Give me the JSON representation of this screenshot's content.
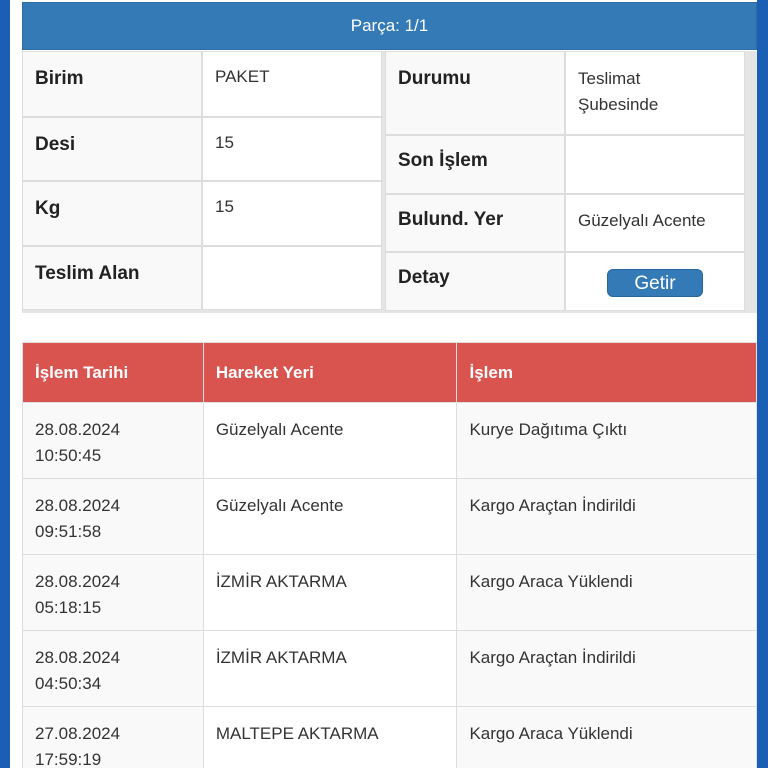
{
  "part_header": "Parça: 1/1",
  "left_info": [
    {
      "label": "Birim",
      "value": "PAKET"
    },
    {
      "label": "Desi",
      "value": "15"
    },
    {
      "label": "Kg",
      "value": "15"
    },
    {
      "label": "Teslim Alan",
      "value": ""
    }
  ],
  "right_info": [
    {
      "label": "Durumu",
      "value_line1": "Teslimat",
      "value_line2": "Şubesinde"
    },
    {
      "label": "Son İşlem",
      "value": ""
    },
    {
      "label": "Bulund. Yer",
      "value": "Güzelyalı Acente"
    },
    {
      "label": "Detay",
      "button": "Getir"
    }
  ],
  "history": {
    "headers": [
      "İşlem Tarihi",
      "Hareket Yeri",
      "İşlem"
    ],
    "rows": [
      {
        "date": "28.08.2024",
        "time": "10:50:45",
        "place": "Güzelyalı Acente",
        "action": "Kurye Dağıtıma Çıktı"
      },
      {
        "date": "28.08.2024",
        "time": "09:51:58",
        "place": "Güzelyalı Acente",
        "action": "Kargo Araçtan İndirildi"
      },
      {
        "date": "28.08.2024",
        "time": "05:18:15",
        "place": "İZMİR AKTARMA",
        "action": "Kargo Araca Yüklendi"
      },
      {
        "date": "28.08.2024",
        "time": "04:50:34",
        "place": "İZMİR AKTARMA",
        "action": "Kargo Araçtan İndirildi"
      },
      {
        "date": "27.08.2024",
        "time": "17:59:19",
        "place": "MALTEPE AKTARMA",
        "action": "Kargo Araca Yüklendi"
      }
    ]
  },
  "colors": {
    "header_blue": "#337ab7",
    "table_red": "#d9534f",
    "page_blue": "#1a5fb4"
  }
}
..........
### EXERCISE TASK:
Reproduce all of the material exactly, apart from the pictures.

### FINAL RESULT:
Give me the JSON representation of this screenshot's content.
{
  "part_header": "Parça: 1/1",
  "left_info": [
    {
      "label": "Birim",
      "value": "PAKET"
    },
    {
      "label": "Desi",
      "value": "15"
    },
    {
      "label": "Kg",
      "value": "15"
    },
    {
      "label": "Teslim Alan",
      "value": ""
    }
  ],
  "right_info": [
    {
      "label": "Durumu",
      "value_line1": "Teslimat",
      "value_line2": "Şubesinde"
    },
    {
      "label": "Son İşlem",
      "value": ""
    },
    {
      "label": "Bulund. Yer",
      "value": "Güzelyalı Acente"
    },
    {
      "label": "Detay",
      "button": "Getir"
    }
  ],
  "history": {
    "headers": [
      "İşlem Tarihi",
      "Hareket Yeri",
      "İşlem"
    ],
    "rows": [
      {
        "date": "28.08.2024",
        "time": "10:50:45",
        "place": "Güzelyalı Acente",
        "action": "Kurye Dağıtıma Çıktı"
      },
      {
        "date": "28.08.2024",
        "time": "09:51:58",
        "place": "Güzelyalı Acente",
        "action": "Kargo Araçtan İndirildi"
      },
      {
        "date": "28.08.2024",
        "time": "05:18:15",
        "place": "İZMİR AKTARMA",
        "action": "Kargo Araca Yüklendi"
      },
      {
        "date": "28.08.2024",
        "time": "04:50:34",
        "place": "İZMİR AKTARMA",
        "action": "Kargo Araçtan İndirildi"
      },
      {
        "date": "27.08.2024",
        "time": "17:59:19",
        "place": "MALTEPE AKTARMA",
        "action": "Kargo Araca Yüklendi"
      }
    ]
  },
  "colors": {
    "header_blue": "#337ab7",
    "table_red": "#d9534f",
    "page_blue": "#1a5fb4"
  }
}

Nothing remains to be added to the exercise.